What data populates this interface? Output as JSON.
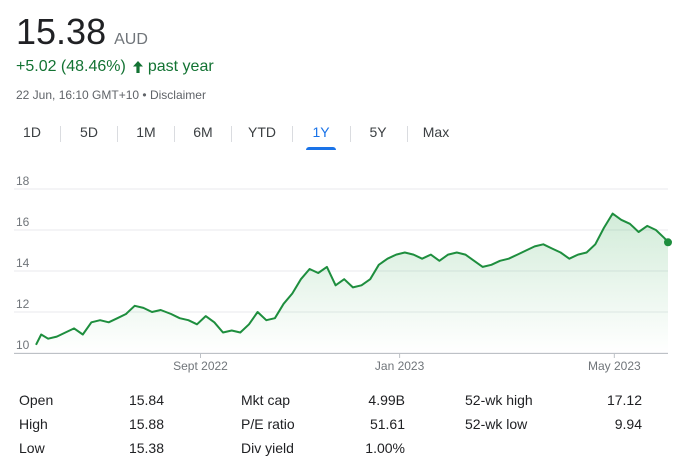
{
  "quote": {
    "price": "15.38",
    "currency": "AUD",
    "change": "+5.02 (48.46%)",
    "period": "past year",
    "timestamp": "22 Jun, 16:10 GMT+10",
    "separator": "•",
    "disclaimer": "Disclaimer",
    "positive_color": "#137333"
  },
  "tabs": [
    {
      "label": "1D",
      "active": false
    },
    {
      "label": "5D",
      "active": false
    },
    {
      "label": "1M",
      "active": false
    },
    {
      "label": "6M",
      "active": false
    },
    {
      "label": "YTD",
      "active": false
    },
    {
      "label": "1Y",
      "active": true
    },
    {
      "label": "5Y",
      "active": false
    },
    {
      "label": "Max",
      "active": false
    }
  ],
  "chart_data": {
    "type": "area",
    "ylim": [
      10,
      18
    ],
    "yticks": [
      "18",
      "16",
      "14",
      "12",
      "10"
    ],
    "ytick_values": [
      18,
      16,
      14,
      12,
      10
    ],
    "xticks": [
      "Sept 2022",
      "Jan 2023",
      "May 2023"
    ],
    "xtick_positions": [
      95,
      210,
      334
    ],
    "x_start": "2022-06-22",
    "x_end": "2023-06-22",
    "line_color": "#1e8e3e",
    "grid": true,
    "series": [
      {
        "x": [
          0,
          3,
          7,
          12,
          17,
          22,
          27,
          32,
          37,
          42,
          47,
          52,
          57,
          62,
          67,
          72,
          78,
          83,
          88,
          93,
          98,
          103,
          108,
          113,
          118,
          123,
          128,
          133,
          138,
          143,
          148,
          153,
          158,
          163,
          168,
          173,
          178,
          183,
          188,
          193,
          198,
          203,
          208,
          213,
          218,
          223,
          228,
          233,
          238,
          243,
          248,
          253,
          258,
          263,
          268,
          273,
          278,
          283,
          288,
          293,
          298,
          303,
          308,
          313,
          318,
          323,
          328,
          333,
          338,
          343,
          348,
          353,
          358,
          363,
          365
        ],
        "values": [
          10.4,
          10.9,
          10.7,
          10.8,
          11.0,
          11.2,
          10.9,
          11.5,
          11.6,
          11.5,
          11.7,
          11.9,
          12.3,
          12.2,
          12.0,
          12.1,
          11.9,
          11.7,
          11.6,
          11.4,
          11.8,
          11.5,
          11.0,
          11.1,
          11.0,
          11.4,
          12.0,
          11.6,
          11.7,
          12.4,
          12.9,
          13.6,
          14.1,
          13.9,
          14.2,
          13.3,
          13.6,
          13.2,
          13.3,
          13.6,
          14.3,
          14.6,
          14.8,
          14.9,
          14.8,
          14.6,
          14.8,
          14.5,
          14.8,
          14.9,
          14.8,
          14.5,
          14.2,
          14.3,
          14.5,
          14.6,
          14.8,
          15.0,
          15.2,
          15.3,
          15.1,
          14.9,
          14.6,
          14.8,
          14.9,
          15.3,
          16.1,
          16.8,
          16.5,
          16.3,
          15.9,
          16.2,
          16.0,
          15.6,
          15.4
        ]
      }
    ]
  },
  "stats": {
    "rows": [
      [
        {
          "label": "Open",
          "value": "15.84"
        },
        {
          "label": "Mkt cap",
          "value": "4.99B"
        },
        {
          "label": "52-wk high",
          "value": "17.12"
        }
      ],
      [
        {
          "label": "High",
          "value": "15.88"
        },
        {
          "label": "P/E ratio",
          "value": "51.61"
        },
        {
          "label": "52-wk low",
          "value": "9.94"
        }
      ],
      [
        {
          "label": "Low",
          "value": "15.38"
        },
        {
          "label": "Div yield",
          "value": "1.00%"
        },
        {
          "label": "",
          "value": ""
        }
      ]
    ]
  }
}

● **Set task**:
Transcribe all the records above word for word, without their images.

● **Exercise solution**:
What data populates this interface? Output as JSON.
{
  "quote": {
    "price": "15.38",
    "currency": "AUD",
    "change": "+5.02 (48.46%)",
    "period": "past year",
    "timestamp": "22 Jun, 16:10 GMT+10",
    "separator": "•",
    "disclaimer": "Disclaimer",
    "positive_color": "#137333"
  },
  "tabs": [
    {
      "label": "1D",
      "active": false
    },
    {
      "label": "5D",
      "active": false
    },
    {
      "label": "1M",
      "active": false
    },
    {
      "label": "6M",
      "active": false
    },
    {
      "label": "YTD",
      "active": false
    },
    {
      "label": "1Y",
      "active": true
    },
    {
      "label": "5Y",
      "active": false
    },
    {
      "label": "Max",
      "active": false
    }
  ],
  "chart_data": {
    "type": "area",
    "ylim": [
      10,
      18
    ],
    "yticks": [
      "18",
      "16",
      "14",
      "12",
      "10"
    ],
    "ytick_values": [
      18,
      16,
      14,
      12,
      10
    ],
    "xticks": [
      "Sept 2022",
      "Jan 2023",
      "May 2023"
    ],
    "xtick_positions": [
      95,
      210,
      334
    ],
    "x_start": "2022-06-22",
    "x_end": "2023-06-22",
    "line_color": "#1e8e3e",
    "grid": true,
    "series": [
      {
        "x": [
          0,
          3,
          7,
          12,
          17,
          22,
          27,
          32,
          37,
          42,
          47,
          52,
          57,
          62,
          67,
          72,
          78,
          83,
          88,
          93,
          98,
          103,
          108,
          113,
          118,
          123,
          128,
          133,
          138,
          143,
          148,
          153,
          158,
          163,
          168,
          173,
          178,
          183,
          188,
          193,
          198,
          203,
          208,
          213,
          218,
          223,
          228,
          233,
          238,
          243,
          248,
          253,
          258,
          263,
          268,
          273,
          278,
          283,
          288,
          293,
          298,
          303,
          308,
          313,
          318,
          323,
          328,
          333,
          338,
          343,
          348,
          353,
          358,
          363,
          365
        ],
        "values": [
          10.4,
          10.9,
          10.7,
          10.8,
          11.0,
          11.2,
          10.9,
          11.5,
          11.6,
          11.5,
          11.7,
          11.9,
          12.3,
          12.2,
          12.0,
          12.1,
          11.9,
          11.7,
          11.6,
          11.4,
          11.8,
          11.5,
          11.0,
          11.1,
          11.0,
          11.4,
          12.0,
          11.6,
          11.7,
          12.4,
          12.9,
          13.6,
          14.1,
          13.9,
          14.2,
          13.3,
          13.6,
          13.2,
          13.3,
          13.6,
          14.3,
          14.6,
          14.8,
          14.9,
          14.8,
          14.6,
          14.8,
          14.5,
          14.8,
          14.9,
          14.8,
          14.5,
          14.2,
          14.3,
          14.5,
          14.6,
          14.8,
          15.0,
          15.2,
          15.3,
          15.1,
          14.9,
          14.6,
          14.8,
          14.9,
          15.3,
          16.1,
          16.8,
          16.5,
          16.3,
          15.9,
          16.2,
          16.0,
          15.6,
          15.4
        ]
      }
    ]
  },
  "stats": {
    "rows": [
      [
        {
          "label": "Open",
          "value": "15.84"
        },
        {
          "label": "Mkt cap",
          "value": "4.99B"
        },
        {
          "label": "52-wk high",
          "value": "17.12"
        }
      ],
      [
        {
          "label": "High",
          "value": "15.88"
        },
        {
          "label": "P/E ratio",
          "value": "51.61"
        },
        {
          "label": "52-wk low",
          "value": "9.94"
        }
      ],
      [
        {
          "label": "Low",
          "value": "15.38"
        },
        {
          "label": "Div yield",
          "value": "1.00%"
        },
        {
          "label": "",
          "value": ""
        }
      ]
    ]
  }
}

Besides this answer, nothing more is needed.